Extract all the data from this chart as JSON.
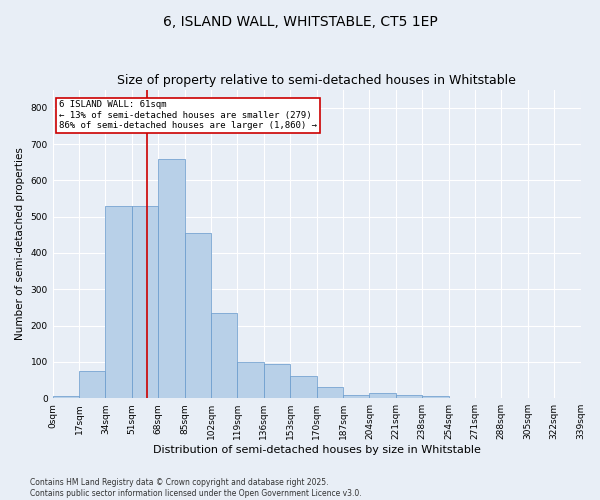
{
  "title": "6, ISLAND WALL, WHITSTABLE, CT5 1EP",
  "subtitle": "Size of property relative to semi-detached houses in Whitstable",
  "xlabel": "Distribution of semi-detached houses by size in Whitstable",
  "ylabel": "Number of semi-detached properties",
  "bin_labels": [
    "0sqm",
    "17sqm",
    "34sqm",
    "51sqm",
    "68sqm",
    "85sqm",
    "102sqm",
    "119sqm",
    "136sqm",
    "153sqm",
    "170sqm",
    "187sqm",
    "204sqm",
    "221sqm",
    "238sqm",
    "254sqm",
    "271sqm",
    "288sqm",
    "305sqm",
    "322sqm",
    "339sqm"
  ],
  "bar_values": [
    5,
    75,
    530,
    530,
    660,
    455,
    235,
    100,
    95,
    60,
    30,
    10,
    15,
    10,
    5,
    0,
    0,
    0,
    0,
    0
  ],
  "bar_color": "#b8d0e8",
  "bar_edge_color": "#6699cc",
  "vline_color": "#cc0000",
  "annotation_text": "6 ISLAND WALL: 61sqm\n← 13% of semi-detached houses are smaller (279)\n86% of semi-detached houses are larger (1,860) →",
  "annotation_box_color": "#ffffff",
  "annotation_box_edge": "#cc0000",
  "ylim": [
    0,
    850
  ],
  "yticks": [
    0,
    100,
    200,
    300,
    400,
    500,
    600,
    700,
    800
  ],
  "footnote": "Contains HM Land Registry data © Crown copyright and database right 2025.\nContains public sector information licensed under the Open Government Licence v3.0.",
  "bg_color": "#e8eef6",
  "plot_bg_color": "#e8eef6",
  "title_fontsize": 10,
  "tick_fontsize": 6.5,
  "ylabel_fontsize": 7.5,
  "xlabel_fontsize": 8,
  "annotation_fontsize": 6.5,
  "bin_width": 17,
  "property_line_x": 61
}
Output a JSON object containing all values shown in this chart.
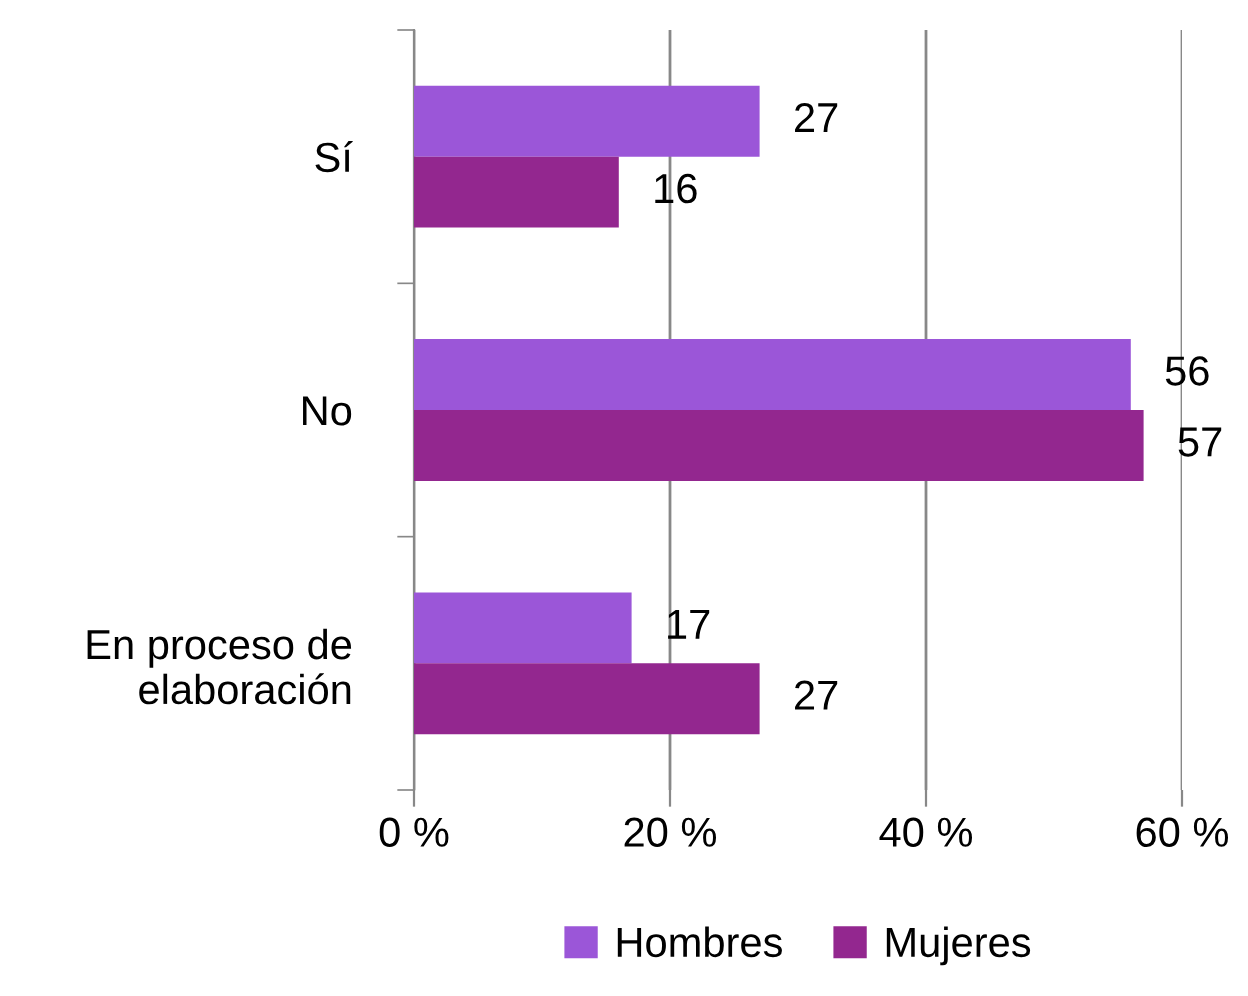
{
  "chart_data": {
    "type": "bar",
    "orientation": "horizontal",
    "categories": [
      "Sí",
      "No",
      "En proceso de\nelaboración"
    ],
    "series": [
      {
        "name": "Hombres",
        "color": "#9b56d8",
        "values": [
          27,
          56,
          17
        ]
      },
      {
        "name": "Mujeres",
        "color": "#93278f",
        "values": [
          16,
          57,
          27
        ]
      }
    ],
    "xlim": [
      0,
      60
    ],
    "xticks": [
      {
        "value": 0,
        "label": "0 %"
      },
      {
        "value": 20,
        "label": "20 %"
      },
      {
        "value": 40,
        "label": "40 %"
      },
      {
        "value": 60,
        "label": "60 %"
      }
    ],
    "grid": "x",
    "legend": "bottom",
    "data_labels": true
  }
}
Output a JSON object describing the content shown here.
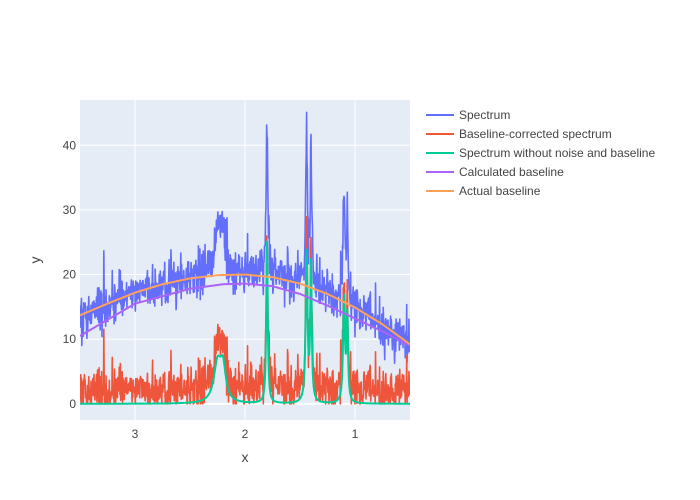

◇ ◇ ◇

_Directive:_ Transcribe the material exactly, and leave out whatever pictures it holds.

_Answer to the problem:_
Extract all the data from this chart as JSON.
{
  "title": "6, ISLAND WALL, WHITSTABLE, CT5 1EP",
  "subtitle": "Size of property relative to semi-detached houses in Whitstable",
  "xlabel": "Distribution of semi-detached houses by size in Whitstable",
  "ylabel": "Number of semi-detached properties",
  "bin_labels": [
    "0sqm",
    "17sqm",
    "34sqm",
    "51sqm",
    "68sqm",
    "85sqm",
    "102sqm",
    "119sqm",
    "136sqm",
    "153sqm",
    "170sqm",
    "187sqm",
    "204sqm",
    "221sqm",
    "238sqm",
    "254sqm",
    "271sqm",
    "288sqm",
    "305sqm",
    "322sqm",
    "339sqm"
  ],
  "bar_values": [
    5,
    75,
    530,
    530,
    660,
    455,
    235,
    100,
    95,
    60,
    30,
    10,
    15,
    10,
    5,
    0,
    0,
    0,
    0,
    0
  ],
  "bar_color": "#b8d0e8",
  "bar_edge_color": "#6699cc",
  "vline_color": "#cc0000",
  "annotation_text": "6 ISLAND WALL: 61sqm\n← 13% of semi-detached houses are smaller (279)\n86% of semi-detached houses are larger (1,860) →",
  "annotation_box_color": "#ffffff",
  "annotation_box_edge": "#cc0000",
  "ylim": [
    0,
    850
  ],
  "yticks": [
    0,
    100,
    200,
    300,
    400,
    500,
    600,
    700,
    800
  ],
  "footnote": "Contains HM Land Registry data © Crown copyright and database right 2025.\nContains public sector information licensed under the Open Government Licence v3.0.",
  "bg_color": "#e8eef6",
  "plot_bg_color": "#e8eef6",
  "title_fontsize": 10,
  "tick_fontsize": 6.5,
  "ylabel_fontsize": 7.5,
  "xlabel_fontsize": 8,
  "annotation_fontsize": 6.5,
  "bin_width": 17,
  "property_line_x": 61
}
Output a JSON object containing all values shown in this chart.
{
  "chart_data": {
    "type": "bar",
    "orientation": "horizontal",
    "categories": [
      "Sí",
      "No",
      "En proceso de\nelaboración"
    ],
    "series": [
      {
        "name": "Hombres",
        "color": "#9b56d8",
        "values": [
          27,
          56,
          17
        ]
      },
      {
        "name": "Mujeres",
        "color": "#93278f",
        "values": [
          16,
          57,
          27
        ]
      }
    ],
    "xlim": [
      0,
      60
    ],
    "xticks": [
      {
        "value": 0,
        "label": "0 %"
      },
      {
        "value": 20,
        "label": "20 %"
      },
      {
        "value": 40,
        "label": "40 %"
      },
      {
        "value": 60,
        "label": "60 %"
      }
    ],
    "grid": "x",
    "legend": "bottom",
    "data_labels": true
  }
}
Output a JSON object describing the content shown here.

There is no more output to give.